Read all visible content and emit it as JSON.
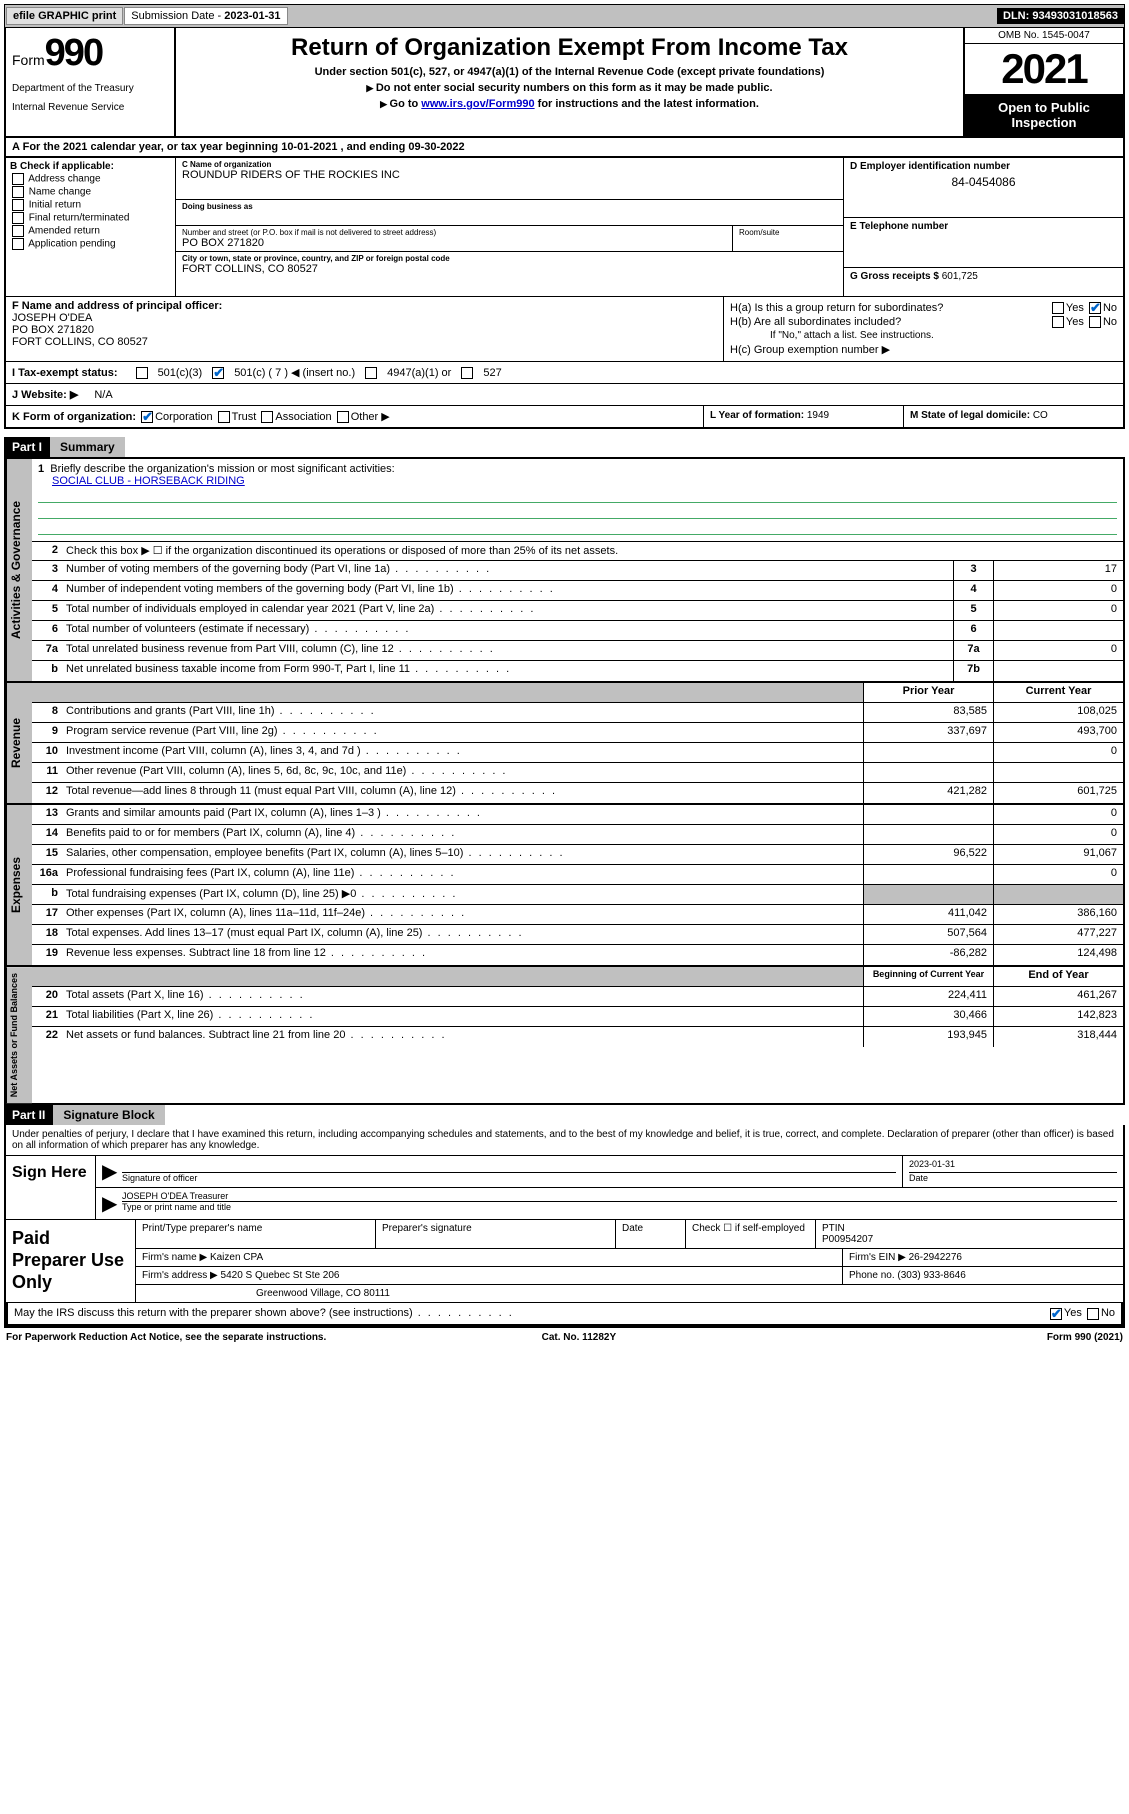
{
  "topbar": {
    "efile": "efile GRAPHIC print",
    "submission_label": "Submission Date - ",
    "submission_date": "2023-01-31",
    "dln_label": "DLN: ",
    "dln": "93493031018563"
  },
  "header": {
    "form_prefix": "Form",
    "form_num": "990",
    "dept": "Department of the Treasury",
    "irs": "Internal Revenue Service",
    "title": "Return of Organization Exempt From Income Tax",
    "sub1": "Under section 501(c), 527, or 4947(a)(1) of the Internal Revenue Code (except private foundations)",
    "sub2": "Do not enter social security numbers on this form as it may be made public.",
    "sub3_prefix": "Go to ",
    "sub3_link": "www.irs.gov/Form990",
    "sub3_suffix": " for instructions and the latest information.",
    "omb": "OMB No. 1545-0047",
    "year": "2021",
    "open_public": "Open to Public Inspection"
  },
  "rowA": "For the 2021 calendar year, or tax year beginning 10-01-2021   , and ending 09-30-2022",
  "sectionB": {
    "title": "B Check if applicable:",
    "items": [
      "Address change",
      "Name change",
      "Initial return",
      "Final return/terminated",
      "Amended return",
      "Application pending"
    ]
  },
  "sectionC": {
    "name_label": "C Name of organization",
    "name": "ROUNDUP RIDERS OF THE ROCKIES INC",
    "dba_label": "Doing business as",
    "dba": "",
    "street_label": "Number and street (or P.O. box if mail is not delivered to street address)",
    "room_label": "Room/suite",
    "street": "PO BOX 271820",
    "city_label": "City or town, state or province, country, and ZIP or foreign postal code",
    "city": "FORT COLLINS, CO  80527"
  },
  "sectionD": {
    "label": "D Employer identification number",
    "value": "84-0454086"
  },
  "sectionE": {
    "label": "E Telephone number",
    "value": ""
  },
  "sectionG": {
    "label": "G Gross receipts $ ",
    "value": "601,725"
  },
  "sectionF": {
    "label": "F Name and address of principal officer:",
    "name": "JOSEPH O'DEA",
    "street": "PO BOX 271820",
    "city": "FORT COLLINS, CO  80527"
  },
  "sectionH": {
    "ha": "H(a)  Is this a group return for subordinates?",
    "hb": "H(b)  Are all subordinates included?",
    "hb_note": "If \"No,\" attach a list. See instructions.",
    "hc": "H(c)  Group exemption number ▶"
  },
  "rowI": {
    "label": "I   Tax-exempt status:",
    "opts": [
      "501(c)(3)",
      "501(c) ( 7 ) ◀ (insert no.)",
      "4947(a)(1) or",
      "527"
    ]
  },
  "rowJ": {
    "label": "J   Website: ▶",
    "value": "N/A"
  },
  "rowK": {
    "label": "K Form of organization:",
    "opts": [
      "Corporation",
      "Trust",
      "Association",
      "Other ▶"
    ]
  },
  "rowL": {
    "label": "L Year of formation: ",
    "value": "1949"
  },
  "rowM": {
    "label": "M State of legal domicile: ",
    "value": "CO"
  },
  "part1": {
    "hdr": "Part I",
    "title": "Summary"
  },
  "p1_1": {
    "n": "1",
    "d": "Briefly describe the organization's mission or most significant activities:",
    "mission": "SOCIAL CLUB - HORSEBACK RIDING"
  },
  "p1_2": {
    "n": "2",
    "d": "Check this box ▶ ☐ if the organization discontinued its operations or disposed of more than 25% of its net assets."
  },
  "governance_label": "Activities & Governance",
  "gov_rows": [
    {
      "n": "3",
      "d": "Number of voting members of the governing body (Part VI, line 1a)",
      "nb": "3",
      "v": "17"
    },
    {
      "n": "4",
      "d": "Number of independent voting members of the governing body (Part VI, line 1b)",
      "nb": "4",
      "v": "0"
    },
    {
      "n": "5",
      "d": "Total number of individuals employed in calendar year 2021 (Part V, line 2a)",
      "nb": "5",
      "v": "0"
    },
    {
      "n": "6",
      "d": "Total number of volunteers (estimate if necessary)",
      "nb": "6",
      "v": ""
    },
    {
      "n": "7a",
      "d": "Total unrelated business revenue from Part VIII, column (C), line 12",
      "nb": "7a",
      "v": "0"
    },
    {
      "n": "b",
      "d": "Net unrelated business taxable income from Form 990-T, Part I, line 11",
      "nb": "7b",
      "v": ""
    }
  ],
  "revenue_label": "Revenue",
  "col_headers": {
    "prior": "Prior Year",
    "current": "Current Year"
  },
  "rev_rows": [
    {
      "n": "8",
      "d": "Contributions and grants (Part VIII, line 1h)",
      "p": "83,585",
      "c": "108,025"
    },
    {
      "n": "9",
      "d": "Program service revenue (Part VIII, line 2g)",
      "p": "337,697",
      "c": "493,700"
    },
    {
      "n": "10",
      "d": "Investment income (Part VIII, column (A), lines 3, 4, and 7d )",
      "p": "",
      "c": "0"
    },
    {
      "n": "11",
      "d": "Other revenue (Part VIII, column (A), lines 5, 6d, 8c, 9c, 10c, and 11e)",
      "p": "",
      "c": ""
    },
    {
      "n": "12",
      "d": "Total revenue—add lines 8 through 11 (must equal Part VIII, column (A), line 12)",
      "p": "421,282",
      "c": "601,725"
    }
  ],
  "expenses_label": "Expenses",
  "exp_rows": [
    {
      "n": "13",
      "d": "Grants and similar amounts paid (Part IX, column (A), lines 1–3 )",
      "p": "",
      "c": "0"
    },
    {
      "n": "14",
      "d": "Benefits paid to or for members (Part IX, column (A), line 4)",
      "p": "",
      "c": "0"
    },
    {
      "n": "15",
      "d": "Salaries, other compensation, employee benefits (Part IX, column (A), lines 5–10)",
      "p": "96,522",
      "c": "91,067"
    },
    {
      "n": "16a",
      "d": "Professional fundraising fees (Part IX, column (A), line 11e)",
      "p": "",
      "c": "0"
    },
    {
      "n": "b",
      "d": "Total fundraising expenses (Part IX, column (D), line 25) ▶0",
      "p": "",
      "c": "",
      "shade": true
    },
    {
      "n": "17",
      "d": "Other expenses (Part IX, column (A), lines 11a–11d, 11f–24e)",
      "p": "411,042",
      "c": "386,160"
    },
    {
      "n": "18",
      "d": "Total expenses. Add lines 13–17 (must equal Part IX, column (A), line 25)",
      "p": "507,564",
      "c": "477,227"
    },
    {
      "n": "19",
      "d": "Revenue less expenses. Subtract line 18 from line 12",
      "p": "-86,282",
      "c": "124,498"
    }
  ],
  "net_label": "Net Assets or Fund Balances",
  "net_headers": {
    "begin": "Beginning of Current Year",
    "end": "End of Year"
  },
  "net_rows": [
    {
      "n": "20",
      "d": "Total assets (Part X, line 16)",
      "p": "224,411",
      "c": "461,267"
    },
    {
      "n": "21",
      "d": "Total liabilities (Part X, line 26)",
      "p": "30,466",
      "c": "142,823"
    },
    {
      "n": "22",
      "d": "Net assets or fund balances. Subtract line 21 from line 20",
      "p": "193,945",
      "c": "318,444"
    }
  ],
  "part2": {
    "hdr": "Part II",
    "title": "Signature Block"
  },
  "sig": {
    "declaration": "Under penalties of perjury, I declare that I have examined this return, including accompanying schedules and statements, and to the best of my knowledge and belief, it is true, correct, and complete. Declaration of preparer (other than officer) is based on all information of which preparer has any knowledge.",
    "sign_here": "Sign Here",
    "sig_officer": "Signature of officer",
    "date_label": "Date",
    "date": "2023-01-31",
    "name_title": "JOSEPH O'DEA  Treasurer",
    "type_label": "Type or print name and title"
  },
  "prep": {
    "title": "Paid Preparer Use Only",
    "h1": "Print/Type preparer's name",
    "h2": "Preparer's signature",
    "h3": "Date",
    "h4_check": "Check ☐ if self-employed",
    "h5": "PTIN",
    "ptin": "P00954207",
    "firm_name_label": "Firm's name      ▶ ",
    "firm_name": "Kaizen CPA",
    "firm_ein_label": "Firm's EIN ▶ ",
    "firm_ein": "26-2942276",
    "firm_addr_label": "Firm's address ▶ ",
    "firm_addr1": "5420 S Quebec St Ste 206",
    "firm_addr2": "Greenwood Village, CO  80111",
    "phone_label": "Phone no. ",
    "phone": "(303) 933-8646"
  },
  "may_discuss": "May the IRS discuss this return with the preparer shown above? (see instructions)",
  "footer": {
    "pra": "For Paperwork Reduction Act Notice, see the separate instructions.",
    "cat": "Cat. No. 11282Y",
    "form": "Form 990 (2021)"
  },
  "yesno": {
    "yes": "Yes",
    "no": "No"
  }
}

————

DIRECTIVE: Tally up the lines of the listing containing the word "unrelated". Give only the total.

RIGHT ANSWER: 2